● **EXERCISE DETAILS**
How many lines of the records below contain the word "Trabajado"? Answer with the number alone.

[Records from a data source]

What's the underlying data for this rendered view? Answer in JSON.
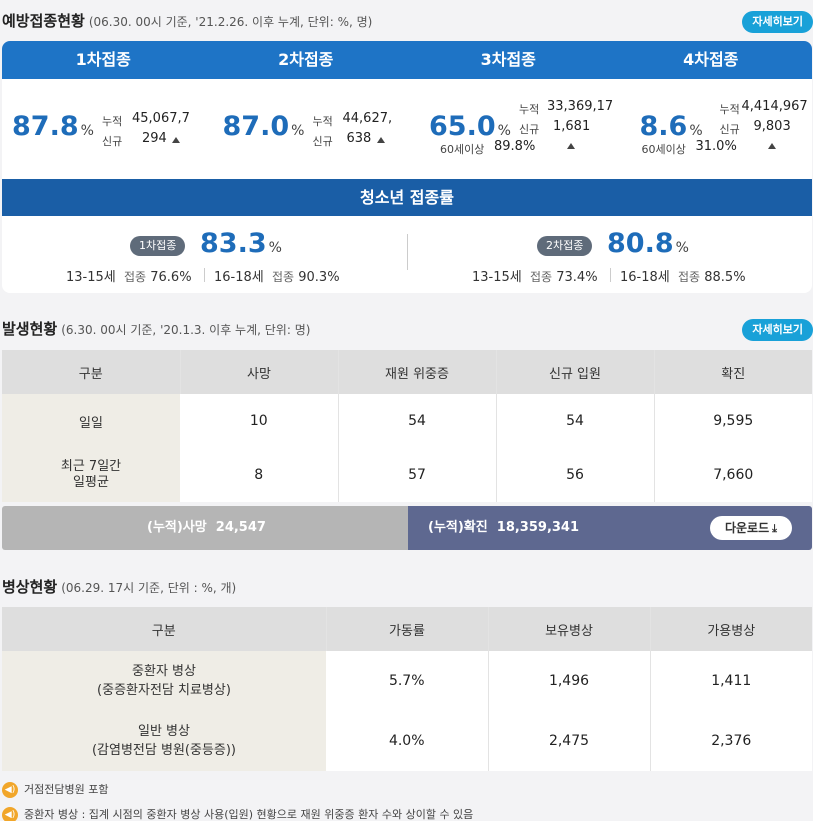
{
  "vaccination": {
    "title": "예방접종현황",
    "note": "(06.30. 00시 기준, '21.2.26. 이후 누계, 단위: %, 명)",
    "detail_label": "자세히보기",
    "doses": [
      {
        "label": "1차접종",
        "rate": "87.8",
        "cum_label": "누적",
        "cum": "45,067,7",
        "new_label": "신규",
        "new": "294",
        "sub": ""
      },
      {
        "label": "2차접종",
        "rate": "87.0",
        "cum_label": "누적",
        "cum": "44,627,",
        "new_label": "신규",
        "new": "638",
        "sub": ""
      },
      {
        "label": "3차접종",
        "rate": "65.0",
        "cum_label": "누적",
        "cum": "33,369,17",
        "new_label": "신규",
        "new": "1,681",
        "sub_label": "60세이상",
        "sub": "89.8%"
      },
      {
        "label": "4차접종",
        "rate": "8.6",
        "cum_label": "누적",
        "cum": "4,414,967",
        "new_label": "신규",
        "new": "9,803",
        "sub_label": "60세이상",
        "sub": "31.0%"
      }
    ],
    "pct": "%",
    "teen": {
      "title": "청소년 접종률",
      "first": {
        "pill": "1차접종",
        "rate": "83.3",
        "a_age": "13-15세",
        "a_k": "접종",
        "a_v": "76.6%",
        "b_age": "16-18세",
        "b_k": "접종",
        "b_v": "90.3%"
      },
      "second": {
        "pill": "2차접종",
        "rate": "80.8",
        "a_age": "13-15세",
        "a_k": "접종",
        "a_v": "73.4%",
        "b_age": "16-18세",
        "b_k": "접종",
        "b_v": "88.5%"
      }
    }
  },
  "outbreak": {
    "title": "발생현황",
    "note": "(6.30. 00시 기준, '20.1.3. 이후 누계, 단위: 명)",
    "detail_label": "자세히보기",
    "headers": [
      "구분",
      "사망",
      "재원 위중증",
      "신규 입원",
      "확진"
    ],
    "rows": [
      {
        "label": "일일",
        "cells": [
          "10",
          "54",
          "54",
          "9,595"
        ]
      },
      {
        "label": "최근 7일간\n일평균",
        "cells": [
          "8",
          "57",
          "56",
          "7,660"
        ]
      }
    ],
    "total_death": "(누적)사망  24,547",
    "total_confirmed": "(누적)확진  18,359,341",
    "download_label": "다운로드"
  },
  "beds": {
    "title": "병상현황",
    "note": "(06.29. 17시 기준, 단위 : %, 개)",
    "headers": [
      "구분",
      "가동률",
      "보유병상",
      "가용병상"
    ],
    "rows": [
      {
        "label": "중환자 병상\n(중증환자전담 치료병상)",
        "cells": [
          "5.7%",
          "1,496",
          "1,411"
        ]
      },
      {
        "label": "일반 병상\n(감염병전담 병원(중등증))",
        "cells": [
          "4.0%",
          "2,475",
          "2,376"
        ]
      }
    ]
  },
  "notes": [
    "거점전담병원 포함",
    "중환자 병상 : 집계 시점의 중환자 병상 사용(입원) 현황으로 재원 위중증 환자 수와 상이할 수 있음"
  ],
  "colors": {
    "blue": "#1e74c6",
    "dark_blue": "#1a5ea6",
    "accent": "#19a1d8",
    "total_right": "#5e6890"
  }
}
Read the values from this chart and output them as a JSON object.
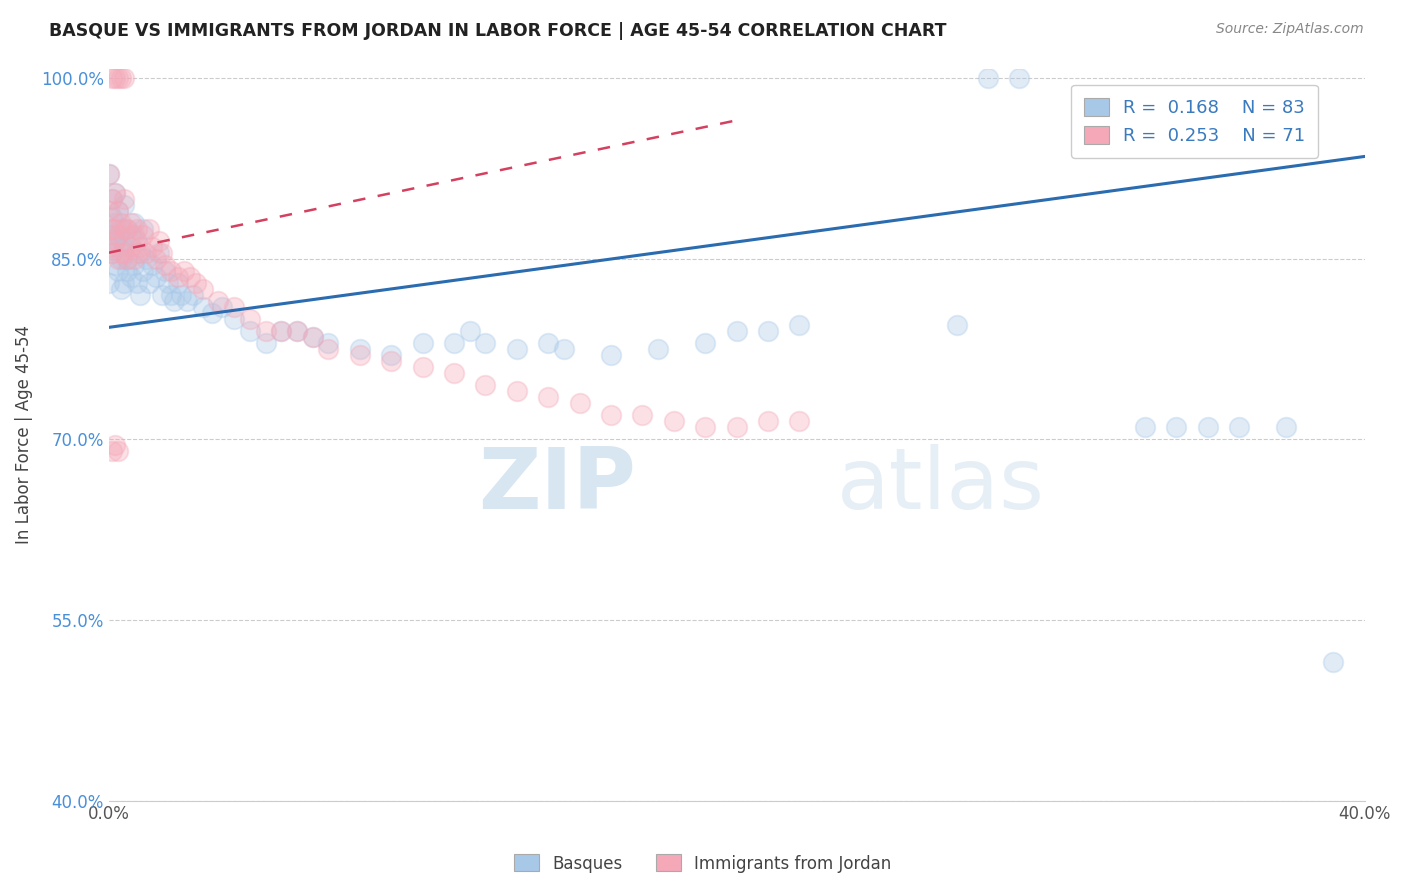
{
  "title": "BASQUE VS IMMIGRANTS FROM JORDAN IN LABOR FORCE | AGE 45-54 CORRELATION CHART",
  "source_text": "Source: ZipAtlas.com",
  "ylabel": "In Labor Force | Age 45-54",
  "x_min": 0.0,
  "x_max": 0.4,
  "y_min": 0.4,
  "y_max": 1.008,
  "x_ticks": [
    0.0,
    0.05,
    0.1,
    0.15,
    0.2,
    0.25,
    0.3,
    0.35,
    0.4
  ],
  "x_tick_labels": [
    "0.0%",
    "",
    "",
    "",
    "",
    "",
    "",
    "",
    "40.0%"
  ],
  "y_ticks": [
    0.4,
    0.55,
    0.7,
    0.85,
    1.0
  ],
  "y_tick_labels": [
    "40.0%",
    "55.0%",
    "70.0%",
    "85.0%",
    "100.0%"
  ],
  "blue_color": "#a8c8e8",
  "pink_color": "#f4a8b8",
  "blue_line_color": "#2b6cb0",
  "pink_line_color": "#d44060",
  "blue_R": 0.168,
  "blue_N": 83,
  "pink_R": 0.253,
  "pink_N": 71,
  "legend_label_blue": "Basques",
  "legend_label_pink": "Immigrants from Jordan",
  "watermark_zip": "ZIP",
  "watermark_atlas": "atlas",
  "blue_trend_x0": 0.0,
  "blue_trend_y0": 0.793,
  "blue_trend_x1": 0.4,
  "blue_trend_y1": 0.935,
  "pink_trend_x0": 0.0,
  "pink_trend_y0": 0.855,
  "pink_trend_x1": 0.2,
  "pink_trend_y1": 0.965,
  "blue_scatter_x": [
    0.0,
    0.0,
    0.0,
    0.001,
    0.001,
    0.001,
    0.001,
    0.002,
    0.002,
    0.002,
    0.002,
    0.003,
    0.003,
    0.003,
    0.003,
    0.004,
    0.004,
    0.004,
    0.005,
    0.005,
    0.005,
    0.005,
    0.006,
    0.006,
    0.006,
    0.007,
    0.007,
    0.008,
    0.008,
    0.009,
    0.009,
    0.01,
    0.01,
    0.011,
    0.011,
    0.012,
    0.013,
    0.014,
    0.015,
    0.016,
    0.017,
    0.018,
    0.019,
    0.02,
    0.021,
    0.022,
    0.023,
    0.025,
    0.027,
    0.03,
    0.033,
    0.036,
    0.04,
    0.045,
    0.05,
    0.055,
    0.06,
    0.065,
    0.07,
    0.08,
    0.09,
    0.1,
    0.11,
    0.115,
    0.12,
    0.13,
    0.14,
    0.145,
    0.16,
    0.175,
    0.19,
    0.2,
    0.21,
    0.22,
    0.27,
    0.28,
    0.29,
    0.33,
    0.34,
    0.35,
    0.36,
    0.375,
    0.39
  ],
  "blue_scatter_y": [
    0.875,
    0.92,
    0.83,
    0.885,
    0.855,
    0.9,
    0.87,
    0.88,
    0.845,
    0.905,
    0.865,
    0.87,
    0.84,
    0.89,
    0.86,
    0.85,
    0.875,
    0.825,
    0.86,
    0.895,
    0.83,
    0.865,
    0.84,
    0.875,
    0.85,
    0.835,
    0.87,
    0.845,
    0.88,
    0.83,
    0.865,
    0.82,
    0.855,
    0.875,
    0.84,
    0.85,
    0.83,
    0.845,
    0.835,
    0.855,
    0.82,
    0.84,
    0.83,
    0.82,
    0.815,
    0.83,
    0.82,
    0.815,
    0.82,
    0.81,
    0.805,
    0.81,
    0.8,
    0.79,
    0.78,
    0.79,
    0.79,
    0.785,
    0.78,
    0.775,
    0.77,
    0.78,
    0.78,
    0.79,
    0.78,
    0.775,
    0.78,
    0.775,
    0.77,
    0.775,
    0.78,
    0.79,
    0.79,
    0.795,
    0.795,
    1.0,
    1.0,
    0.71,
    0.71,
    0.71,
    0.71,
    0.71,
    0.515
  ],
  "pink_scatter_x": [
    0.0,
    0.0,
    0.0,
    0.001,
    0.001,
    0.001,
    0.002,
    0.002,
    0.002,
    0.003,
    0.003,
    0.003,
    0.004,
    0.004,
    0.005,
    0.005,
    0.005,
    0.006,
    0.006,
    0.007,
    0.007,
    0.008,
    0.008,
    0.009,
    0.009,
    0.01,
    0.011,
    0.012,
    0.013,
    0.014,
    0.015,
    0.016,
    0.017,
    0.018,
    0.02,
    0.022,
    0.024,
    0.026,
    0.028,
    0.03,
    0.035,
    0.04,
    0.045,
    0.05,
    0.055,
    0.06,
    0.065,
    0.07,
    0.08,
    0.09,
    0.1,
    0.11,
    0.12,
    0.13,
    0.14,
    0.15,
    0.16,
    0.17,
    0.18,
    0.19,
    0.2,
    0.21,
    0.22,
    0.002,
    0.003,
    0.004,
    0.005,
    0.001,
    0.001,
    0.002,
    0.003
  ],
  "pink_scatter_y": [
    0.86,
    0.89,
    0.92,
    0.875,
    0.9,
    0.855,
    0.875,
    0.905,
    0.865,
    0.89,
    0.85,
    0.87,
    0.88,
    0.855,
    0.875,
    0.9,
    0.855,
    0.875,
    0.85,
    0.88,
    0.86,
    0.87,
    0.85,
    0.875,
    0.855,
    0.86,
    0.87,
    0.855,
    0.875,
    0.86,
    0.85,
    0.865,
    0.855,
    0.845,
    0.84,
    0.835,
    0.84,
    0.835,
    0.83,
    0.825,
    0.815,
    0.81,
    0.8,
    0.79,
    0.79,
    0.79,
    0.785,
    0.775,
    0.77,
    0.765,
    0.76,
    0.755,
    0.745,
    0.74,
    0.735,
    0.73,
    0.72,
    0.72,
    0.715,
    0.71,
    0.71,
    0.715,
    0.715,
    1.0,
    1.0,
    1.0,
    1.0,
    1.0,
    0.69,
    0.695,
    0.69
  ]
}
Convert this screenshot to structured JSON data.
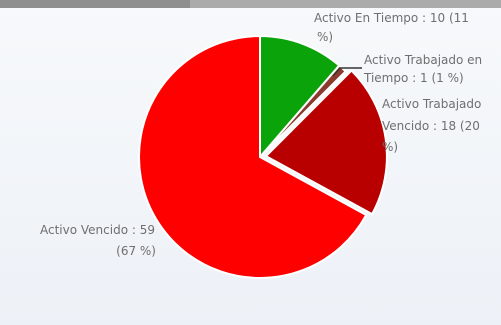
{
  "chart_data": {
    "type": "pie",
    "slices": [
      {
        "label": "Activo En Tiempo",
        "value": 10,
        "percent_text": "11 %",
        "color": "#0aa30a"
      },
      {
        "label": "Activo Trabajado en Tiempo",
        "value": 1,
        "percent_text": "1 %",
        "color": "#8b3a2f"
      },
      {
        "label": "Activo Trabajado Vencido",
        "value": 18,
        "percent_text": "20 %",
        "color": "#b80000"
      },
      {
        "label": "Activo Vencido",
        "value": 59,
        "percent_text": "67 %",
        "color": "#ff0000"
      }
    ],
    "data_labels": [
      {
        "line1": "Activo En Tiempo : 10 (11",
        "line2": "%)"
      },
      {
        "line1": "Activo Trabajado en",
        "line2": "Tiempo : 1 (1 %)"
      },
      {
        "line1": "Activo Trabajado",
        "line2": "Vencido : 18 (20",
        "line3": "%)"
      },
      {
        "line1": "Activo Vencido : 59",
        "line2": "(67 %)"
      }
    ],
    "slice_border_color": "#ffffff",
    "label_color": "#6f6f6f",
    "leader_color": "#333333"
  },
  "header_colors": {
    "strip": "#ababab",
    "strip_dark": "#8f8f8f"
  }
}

● **RESULT FOR THIS EXERCISE**
4